Data rows >>
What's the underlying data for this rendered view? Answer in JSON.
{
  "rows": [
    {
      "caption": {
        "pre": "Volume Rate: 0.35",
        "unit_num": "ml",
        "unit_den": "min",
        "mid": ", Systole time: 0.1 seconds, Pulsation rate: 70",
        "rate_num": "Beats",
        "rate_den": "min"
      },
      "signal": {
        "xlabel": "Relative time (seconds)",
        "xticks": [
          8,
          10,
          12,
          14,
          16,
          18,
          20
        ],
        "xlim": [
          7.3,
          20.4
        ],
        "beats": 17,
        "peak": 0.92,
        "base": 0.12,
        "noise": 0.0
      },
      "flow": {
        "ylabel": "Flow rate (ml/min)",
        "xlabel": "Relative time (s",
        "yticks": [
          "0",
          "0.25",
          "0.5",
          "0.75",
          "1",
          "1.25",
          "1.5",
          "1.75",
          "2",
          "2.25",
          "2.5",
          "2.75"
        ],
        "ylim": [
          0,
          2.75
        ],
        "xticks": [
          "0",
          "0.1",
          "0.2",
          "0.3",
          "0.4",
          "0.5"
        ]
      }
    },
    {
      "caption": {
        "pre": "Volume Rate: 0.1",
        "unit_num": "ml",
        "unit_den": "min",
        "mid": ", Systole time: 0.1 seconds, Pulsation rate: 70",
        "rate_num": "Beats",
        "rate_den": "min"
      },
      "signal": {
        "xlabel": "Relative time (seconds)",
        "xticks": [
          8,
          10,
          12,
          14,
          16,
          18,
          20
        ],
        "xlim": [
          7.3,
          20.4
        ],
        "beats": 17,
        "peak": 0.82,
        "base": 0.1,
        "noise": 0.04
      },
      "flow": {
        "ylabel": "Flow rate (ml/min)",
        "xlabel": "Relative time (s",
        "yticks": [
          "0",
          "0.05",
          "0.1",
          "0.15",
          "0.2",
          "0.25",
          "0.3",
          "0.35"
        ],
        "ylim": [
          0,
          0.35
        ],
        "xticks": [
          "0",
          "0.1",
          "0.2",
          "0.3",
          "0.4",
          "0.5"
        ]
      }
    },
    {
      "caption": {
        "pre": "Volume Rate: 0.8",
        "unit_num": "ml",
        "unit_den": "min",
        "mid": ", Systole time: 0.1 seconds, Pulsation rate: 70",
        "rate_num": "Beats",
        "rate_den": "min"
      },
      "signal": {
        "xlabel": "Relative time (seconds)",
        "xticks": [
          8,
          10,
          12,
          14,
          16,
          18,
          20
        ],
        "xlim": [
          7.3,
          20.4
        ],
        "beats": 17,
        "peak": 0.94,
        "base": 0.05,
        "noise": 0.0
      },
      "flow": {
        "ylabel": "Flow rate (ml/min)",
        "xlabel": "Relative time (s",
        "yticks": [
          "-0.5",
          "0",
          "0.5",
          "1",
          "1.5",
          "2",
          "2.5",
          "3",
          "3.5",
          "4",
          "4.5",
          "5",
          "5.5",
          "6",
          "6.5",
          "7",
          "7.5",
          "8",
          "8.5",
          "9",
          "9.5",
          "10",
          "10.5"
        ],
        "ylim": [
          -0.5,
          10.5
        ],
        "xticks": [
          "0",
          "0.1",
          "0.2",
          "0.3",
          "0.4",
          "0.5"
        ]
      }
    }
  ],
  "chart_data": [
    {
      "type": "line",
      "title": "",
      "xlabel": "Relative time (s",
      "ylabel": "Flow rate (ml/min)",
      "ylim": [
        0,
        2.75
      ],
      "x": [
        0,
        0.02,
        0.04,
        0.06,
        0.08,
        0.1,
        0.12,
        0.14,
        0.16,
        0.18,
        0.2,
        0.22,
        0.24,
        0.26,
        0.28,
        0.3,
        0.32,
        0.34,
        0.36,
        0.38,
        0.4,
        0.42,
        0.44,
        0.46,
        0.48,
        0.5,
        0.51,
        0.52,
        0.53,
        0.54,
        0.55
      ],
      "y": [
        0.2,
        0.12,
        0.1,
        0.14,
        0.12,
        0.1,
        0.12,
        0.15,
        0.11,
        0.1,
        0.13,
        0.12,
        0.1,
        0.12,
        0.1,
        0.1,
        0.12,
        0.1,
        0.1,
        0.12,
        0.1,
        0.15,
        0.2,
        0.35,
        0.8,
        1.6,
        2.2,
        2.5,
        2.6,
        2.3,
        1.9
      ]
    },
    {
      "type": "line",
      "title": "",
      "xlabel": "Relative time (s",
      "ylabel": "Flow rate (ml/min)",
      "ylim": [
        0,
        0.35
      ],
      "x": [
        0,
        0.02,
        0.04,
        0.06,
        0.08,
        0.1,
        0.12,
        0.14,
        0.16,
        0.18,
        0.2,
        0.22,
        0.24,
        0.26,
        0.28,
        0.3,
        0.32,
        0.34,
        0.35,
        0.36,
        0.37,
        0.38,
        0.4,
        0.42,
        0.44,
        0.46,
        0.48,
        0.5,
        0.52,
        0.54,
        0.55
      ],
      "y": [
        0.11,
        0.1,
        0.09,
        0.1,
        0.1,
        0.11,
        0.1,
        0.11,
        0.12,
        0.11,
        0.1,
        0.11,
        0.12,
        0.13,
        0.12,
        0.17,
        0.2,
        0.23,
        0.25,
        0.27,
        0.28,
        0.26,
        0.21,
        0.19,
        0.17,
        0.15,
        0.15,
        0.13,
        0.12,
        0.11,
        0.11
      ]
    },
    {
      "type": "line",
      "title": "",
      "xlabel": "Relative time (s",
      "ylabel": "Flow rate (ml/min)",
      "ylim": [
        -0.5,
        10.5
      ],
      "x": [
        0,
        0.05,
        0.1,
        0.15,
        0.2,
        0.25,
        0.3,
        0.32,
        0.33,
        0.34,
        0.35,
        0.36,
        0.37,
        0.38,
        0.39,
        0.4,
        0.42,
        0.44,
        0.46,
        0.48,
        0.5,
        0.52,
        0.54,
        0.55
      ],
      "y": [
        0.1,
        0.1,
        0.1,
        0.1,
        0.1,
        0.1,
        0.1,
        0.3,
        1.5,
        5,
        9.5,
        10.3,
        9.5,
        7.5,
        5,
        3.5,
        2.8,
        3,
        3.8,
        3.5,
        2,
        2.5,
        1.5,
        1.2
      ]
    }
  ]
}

Do this >>
Your task is to reproduce the whole listing exactly.

Written reply >>
What's the underlying data for this rendered view? Answer in JSON.
{
  "rows": [
    {
      "caption": {
        "pre": "Volume Rate: 0.35",
        "unit_num": "ml",
        "unit_den": "min",
        "mid": ", Systole time: 0.1 seconds, Pulsation rate: 70",
        "rate_num": "Beats",
        "rate_den": "min"
      },
      "signal": {
        "xlabel": "Relative time (seconds)",
        "xticks": [
          8,
          10,
          12,
          14,
          16,
          18,
          20
        ],
        "xlim": [
          7.3,
          20.4
        ],
        "beats": 17,
        "peak": 0.92,
        "base": 0.12,
        "noise": 0.0
      },
      "flow": {
        "ylabel": "Flow rate (ml/min)",
        "xlabel": "Relative time (s",
        "yticks": [
          "0",
          "0.25",
          "0.5",
          "0.75",
          "1",
          "1.25",
          "1.5",
          "1.75",
          "2",
          "2.25",
          "2.5",
          "2.75"
        ],
        "ylim": [
          0,
          2.75
        ],
        "xticks": [
          "0",
          "0.1",
          "0.2",
          "0.3",
          "0.4",
          "0.5"
        ]
      }
    },
    {
      "caption": {
        "pre": "Volume Rate: 0.1",
        "unit_num": "ml",
        "unit_den": "min",
        "mid": ", Systole time: 0.1 seconds, Pulsation rate: 70",
        "rate_num": "Beats",
        "rate_den": "min"
      },
      "signal": {
        "xlabel": "Relative time (seconds)",
        "xticks": [
          8,
          10,
          12,
          14,
          16,
          18,
          20
        ],
        "xlim": [
          7.3,
          20.4
        ],
        "beats": 17,
        "peak": 0.82,
        "base": 0.1,
        "noise": 0.04
      },
      "flow": {
        "ylabel": "Flow rate (ml/min)",
        "xlabel": "Relative time (s",
        "yticks": [
          "0",
          "0.05",
          "0.1",
          "0.15",
          "0.2",
          "0.25",
          "0.3",
          "0.35"
        ],
        "ylim": [
          0,
          0.35
        ],
        "xticks": [
          "0",
          "0.1",
          "0.2",
          "0.3",
          "0.4",
          "0.5"
        ]
      }
    },
    {
      "caption": {
        "pre": "Volume Rate: 0.8",
        "unit_num": "ml",
        "unit_den": "min",
        "mid": ", Systole time: 0.1 seconds, Pulsation rate: 70",
        "rate_num": "Beats",
        "rate_den": "min"
      },
      "signal": {
        "xlabel": "Relative time (seconds)",
        "xticks": [
          8,
          10,
          12,
          14,
          16,
          18,
          20
        ],
        "xlim": [
          7.3,
          20.4
        ],
        "beats": 17,
        "peak": 0.94,
        "base": 0.05,
        "noise": 0.0
      },
      "flow": {
        "ylabel": "Flow rate (ml/min)",
        "xlabel": "Relative time (s",
        "yticks": [
          "-0.5",
          "0",
          "0.5",
          "1",
          "1.5",
          "2",
          "2.5",
          "3",
          "3.5",
          "4",
          "4.5",
          "5",
          "5.5",
          "6",
          "6.5",
          "7",
          "7.5",
          "8",
          "8.5",
          "9",
          "9.5",
          "10",
          "10.5"
        ],
        "ylim": [
          -0.5,
          10.5
        ],
        "xticks": [
          "0",
          "0.1",
          "0.2",
          "0.3",
          "0.4",
          "0.5"
        ]
      }
    }
  ],
  "chart_data": [
    {
      "type": "line",
      "title": "",
      "xlabel": "Relative time (s",
      "ylabel": "Flow rate (ml/min)",
      "ylim": [
        0,
        2.75
      ],
      "x": [
        0,
        0.02,
        0.04,
        0.06,
        0.08,
        0.1,
        0.12,
        0.14,
        0.16,
        0.18,
        0.2,
        0.22,
        0.24,
        0.26,
        0.28,
        0.3,
        0.32,
        0.34,
        0.36,
        0.38,
        0.4,
        0.42,
        0.44,
        0.46,
        0.48,
        0.5,
        0.51,
        0.52,
        0.53,
        0.54,
        0.55
      ],
      "y": [
        0.2,
        0.12,
        0.1,
        0.14,
        0.12,
        0.1,
        0.12,
        0.15,
        0.11,
        0.1,
        0.13,
        0.12,
        0.1,
        0.12,
        0.1,
        0.1,
        0.12,
        0.1,
        0.1,
        0.12,
        0.1,
        0.15,
        0.2,
        0.35,
        0.8,
        1.6,
        2.2,
        2.5,
        2.6,
        2.3,
        1.9
      ]
    },
    {
      "type": "line",
      "title": "",
      "xlabel": "Relative time (s",
      "ylabel": "Flow rate (ml/min)",
      "ylim": [
        0,
        0.35
      ],
      "x": [
        0,
        0.02,
        0.04,
        0.06,
        0.08,
        0.1,
        0.12,
        0.14,
        0.16,
        0.18,
        0.2,
        0.22,
        0.24,
        0.26,
        0.28,
        0.3,
        0.32,
        0.34,
        0.35,
        0.36,
        0.37,
        0.38,
        0.4,
        0.42,
        0.44,
        0.46,
        0.48,
        0.5,
        0.52,
        0.54,
        0.55
      ],
      "y": [
        0.11,
        0.1,
        0.09,
        0.1,
        0.1,
        0.11,
        0.1,
        0.11,
        0.12,
        0.11,
        0.1,
        0.11,
        0.12,
        0.13,
        0.12,
        0.17,
        0.2,
        0.23,
        0.25,
        0.27,
        0.28,
        0.26,
        0.21,
        0.19,
        0.17,
        0.15,
        0.15,
        0.13,
        0.12,
        0.11,
        0.11
      ]
    },
    {
      "type": "line",
      "title": "",
      "xlabel": "Relative time (s",
      "ylabel": "Flow rate (ml/min)",
      "ylim": [
        -0.5,
        10.5
      ],
      "x": [
        0,
        0.05,
        0.1,
        0.15,
        0.2,
        0.25,
        0.3,
        0.32,
        0.33,
        0.34,
        0.35,
        0.36,
        0.37,
        0.38,
        0.39,
        0.4,
        0.42,
        0.44,
        0.46,
        0.48,
        0.5,
        0.52,
        0.54,
        0.55
      ],
      "y": [
        0.1,
        0.1,
        0.1,
        0.1,
        0.1,
        0.1,
        0.1,
        0.3,
        1.5,
        5,
        9.5,
        10.3,
        9.5,
        7.5,
        5,
        3.5,
        2.8,
        3,
        3.8,
        3.5,
        2,
        2.5,
        1.5,
        1.2
      ]
    }
  ]
}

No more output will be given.